- WORK REQUIRED -
Repeat the listing exactly as given, omitting every image.

- DATA SHOWN -
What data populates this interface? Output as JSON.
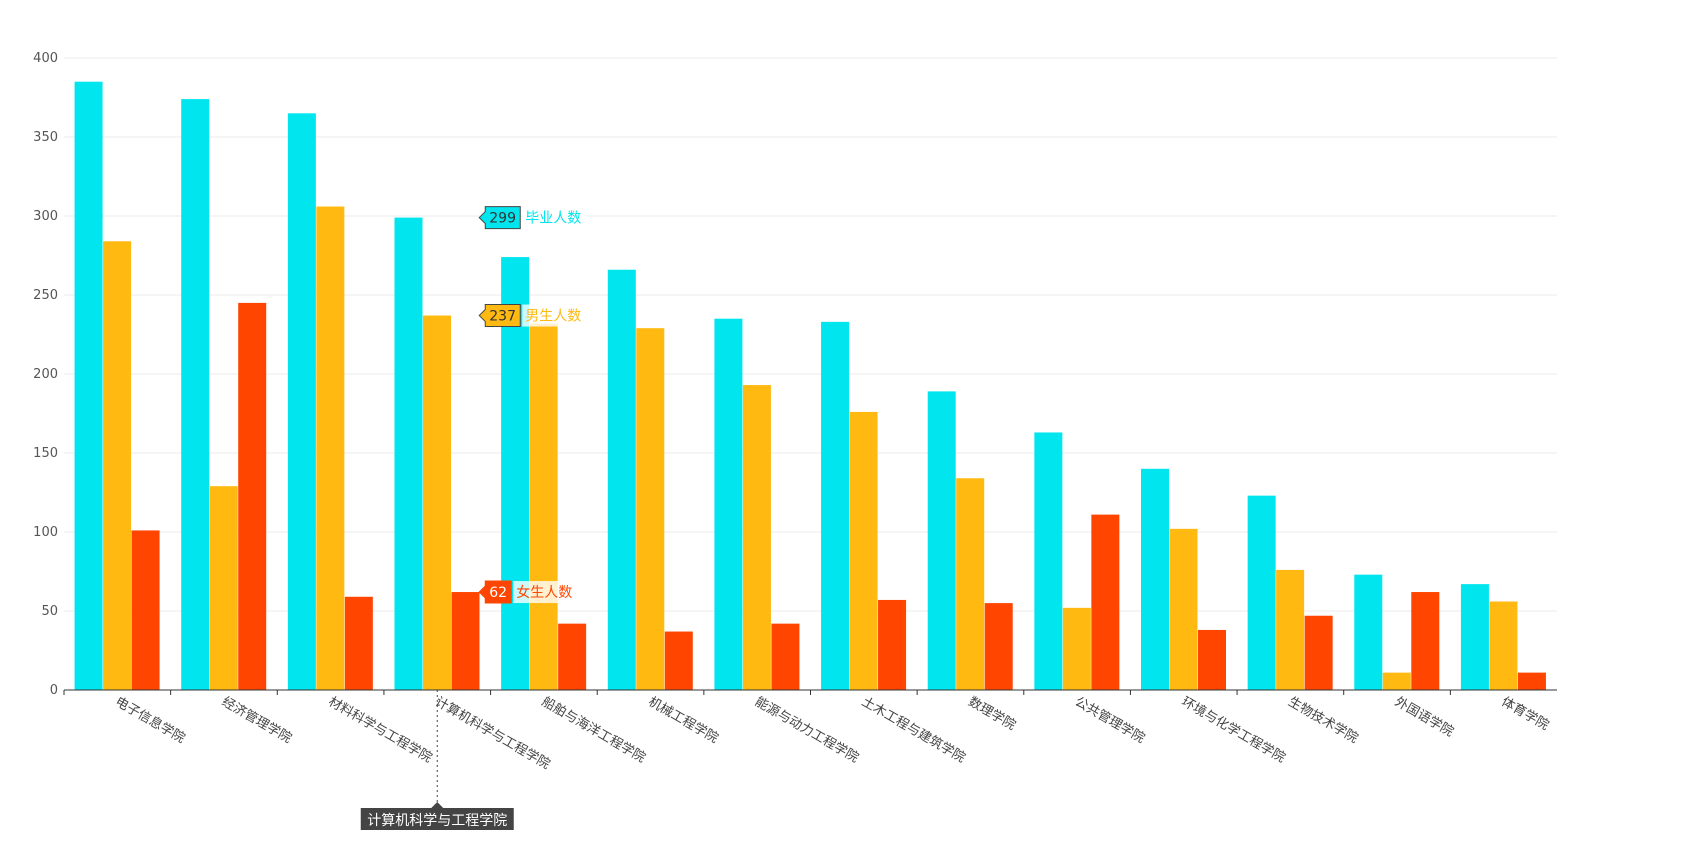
{
  "chart_data": {
    "type": "bar",
    "title": "",
    "xlabel": "",
    "ylabel": "",
    "ylim": [
      0,
      400
    ],
    "yticks": [
      0,
      50,
      100,
      150,
      200,
      250,
      300,
      350,
      400
    ],
    "grid": true,
    "categories": [
      "电子信息学院",
      "经济管理学院",
      "材料科学与工程学院",
      "计算机科学与工程学院",
      "船舶与海洋工程学院",
      "机械工程学院",
      "能源与动力工程学院",
      "土木工程与建筑学院",
      "数理学院",
      "公共管理学院",
      "环境与化学工程学院",
      "生物技术学院",
      "外国语学院",
      "体育学院"
    ],
    "series": [
      {
        "name": "毕业人数",
        "color": "#00e5ee",
        "values": [
          385,
          374,
          365,
          299,
          274,
          266,
          235,
          233,
          189,
          163,
          140,
          123,
          73,
          67
        ]
      },
      {
        "name": "男生人数",
        "color": "#ffb911",
        "values": [
          284,
          129,
          306,
          237,
          232,
          229,
          193,
          176,
          134,
          52,
          102,
          76,
          11,
          56
        ]
      },
      {
        "name": "女生人数",
        "color": "#ff4500",
        "values": [
          101,
          245,
          59,
          62,
          42,
          37,
          42,
          57,
          55,
          111,
          38,
          47,
          62,
          11
        ]
      }
    ],
    "tooltip": {
      "category_index": 3,
      "category": "计算机科学与工程学院",
      "items": [
        {
          "name": "毕业人数",
          "value": "299"
        },
        {
          "name": "男生人数",
          "value": "237"
        },
        {
          "name": "女生人数",
          "value": "62"
        }
      ]
    }
  }
}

- SOLUTION TO THIS PROBLEM -
What data populates this interface? Output as JSON.
{
  "chart_data": {
    "type": "bar",
    "title": "",
    "xlabel": "",
    "ylabel": "",
    "ylim": [
      0,
      400
    ],
    "yticks": [
      0,
      50,
      100,
      150,
      200,
      250,
      300,
      350,
      400
    ],
    "grid": true,
    "categories": [
      "电子信息学院",
      "经济管理学院",
      "材料科学与工程学院",
      "计算机科学与工程学院",
      "船舶与海洋工程学院",
      "机械工程学院",
      "能源与动力工程学院",
      "土木工程与建筑学院",
      "数理学院",
      "公共管理学院",
      "环境与化学工程学院",
      "生物技术学院",
      "外国语学院",
      "体育学院"
    ],
    "series": [
      {
        "name": "毕业人数",
        "color": "#00e5ee",
        "values": [
          385,
          374,
          365,
          299,
          274,
          266,
          235,
          233,
          189,
          163,
          140,
          123,
          73,
          67
        ]
      },
      {
        "name": "男生人数",
        "color": "#ffb911",
        "values": [
          284,
          129,
          306,
          237,
          232,
          229,
          193,
          176,
          134,
          52,
          102,
          76,
          11,
          56
        ]
      },
      {
        "name": "女生人数",
        "color": "#ff4500",
        "values": [
          101,
          245,
          59,
          62,
          42,
          37,
          42,
          57,
          55,
          111,
          38,
          47,
          62,
          11
        ]
      }
    ],
    "tooltip": {
      "category_index": 3,
      "category": "计算机科学与工程学院",
      "items": [
        {
          "name": "毕业人数",
          "value": "299"
        },
        {
          "name": "男生人数",
          "value": "237"
        },
        {
          "name": "女生人数",
          "value": "62"
        }
      ]
    }
  }
}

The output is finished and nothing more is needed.